§ **Job**: Please output every line of the material as it stands, without the pictures.

(Some records)
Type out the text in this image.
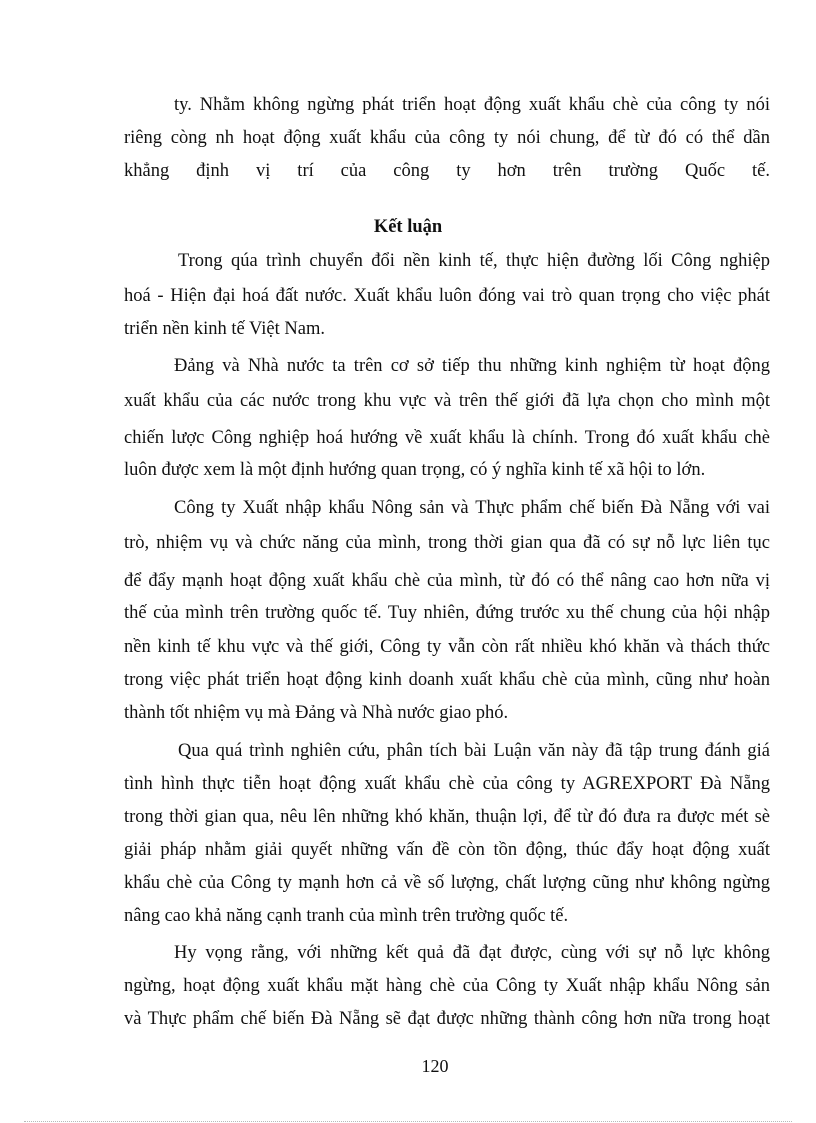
ty. Nhằm không ngừng phát triển hoạt động xuất khẩu chè của công ty nói
riêng còng nh hoạt động xuất khẩu của công ty nói chung, để từ đó có thể dần
khẳng định vị trí của công ty hơn trên trường Quốc tế.
Kết luận
Trong qúa trình chuyển đổi nền kinh tế, thực hiện đường lối Công nghiệp
hoá - Hiện đại hoá đất nước. Xuất khẩu luôn đóng vai trò quan trọng cho việc phát
triển nền kinh tế Việt Nam.
Đảng và Nhà nước ta trên cơ sở tiếp thu những kinh nghiệm từ hoạt động
xuất khẩu của các nước trong khu vực và trên thế giới đã lựa chọn cho mình một
chiến lược Công nghiệp hoá hướng về xuất khẩu là chính. Trong đó xuất khẩu chè
luôn được xem là một định hướng quan trọng, có ý nghĩa kinh tế xã hội to lớn.
Công ty Xuất nhập khẩu Nông sản và Thực phẩm chế biến Đà Nẵng với vai
trò, nhiệm vụ và chức năng của mình, trong thời gian qua đã có sự nỗ lực liên tục
để đẩy mạnh hoạt động xuất khẩu chè của mình, từ đó có thể nâng cao hơn nữa vị
thế của mình trên trường quốc tế. Tuy nhiên, đứng trước xu thế chung của hội nhập
nền kinh tế khu vực và thế giới, Công ty vẫn còn rất nhiều khó khăn và thách thức
trong việc phát triển hoạt động kinh doanh xuất khẩu chè của mình, cũng như hoàn
thành tốt nhiệm vụ mà Đảng và Nhà nước giao phó.
Qua quá trình nghiên cứu, phân tích bài Luận văn này đã tập trung đánh giá
tình hình thực tiễn hoạt động xuất khẩu chè của công ty AGREXPORT Đà Nẵng
trong thời gian qua, nêu lên những khó khăn, thuận lợi, để từ đó đưa ra được mét sè
giải pháp nhằm giải quyết những vấn đề còn tồn động, thúc đẩy hoạt động xuất
khẩu chè của Công ty mạnh hơn cả về số lượng, chất lượng cũng như không ngừng
nâng cao khả năng cạnh tranh của mình trên trường quốc tế.
Hy vọng rằng, với những kết quả đã đạt được, cùng với sự nỗ lực không
ngừng, hoạt động xuất khẩu mặt hàng chè của Công ty Xuất nhập khẩu Nông sản
và Thực phẩm chế biến Đà Nẵng sẽ đạt được những thành công hơn nữa trong hoạt
120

§ **Answer for this exercise**:
Type out the text in this image.
ty. Nhằm không ngừng phát triển hoạt động xuất khẩu chè của công ty nói
riêng còng nh hoạt động xuất khẩu của công ty nói chung, để từ đó có thể dần
khẳng định vị trí của công ty hơn trên trường Quốc tế.
Kết luận
Trong qúa trình chuyển đổi nền kinh tế, thực hiện đường lối Công nghiệp
hoá - Hiện đại hoá đất nước. Xuất khẩu luôn đóng vai trò quan trọng cho việc phát
triển nền kinh tế Việt Nam.
Đảng và Nhà nước ta trên cơ sở tiếp thu những kinh nghiệm từ hoạt động
xuất khẩu của các nước trong khu vực và trên thế giới đã lựa chọn cho mình một
chiến lược Công nghiệp hoá hướng về xuất khẩu là chính. Trong đó xuất khẩu chè
luôn được xem là một định hướng quan trọng, có ý nghĩa kinh tế xã hội to lớn.
Công ty Xuất nhập khẩu Nông sản và Thực phẩm chế biến Đà Nẵng với vai
trò, nhiệm vụ và chức năng của mình, trong thời gian qua đã có sự nỗ lực liên tục
để đẩy mạnh hoạt động xuất khẩu chè của mình, từ đó có thể nâng cao hơn nữa vị
thế của mình trên trường quốc tế. Tuy nhiên, đứng trước xu thế chung của hội nhập
nền kinh tế khu vực và thế giới, Công ty vẫn còn rất nhiều khó khăn và thách thức
trong việc phát triển hoạt động kinh doanh xuất khẩu chè của mình, cũng như hoàn
thành tốt nhiệm vụ mà Đảng và Nhà nước giao phó.
Qua quá trình nghiên cứu, phân tích bài Luận văn này đã tập trung đánh giá
tình hình thực tiễn hoạt động xuất khẩu chè của công ty AGREXPORT Đà Nẵng
trong thời gian qua, nêu lên những khó khăn, thuận lợi, để từ đó đưa ra được mét sè
giải pháp nhằm giải quyết những vấn đề còn tồn động, thúc đẩy hoạt động xuất
khẩu chè của Công ty mạnh hơn cả về số lượng, chất lượng cũng như không ngừng
nâng cao khả năng cạnh tranh của mình trên trường quốc tế.
Hy vọng rằng, với những kết quả đã đạt được, cùng với sự nỗ lực không
ngừng, hoạt động xuất khẩu mặt hàng chè của Công ty Xuất nhập khẩu Nông sản
và Thực phẩm chế biến Đà Nẵng sẽ đạt được những thành công hơn nữa trong hoạt
120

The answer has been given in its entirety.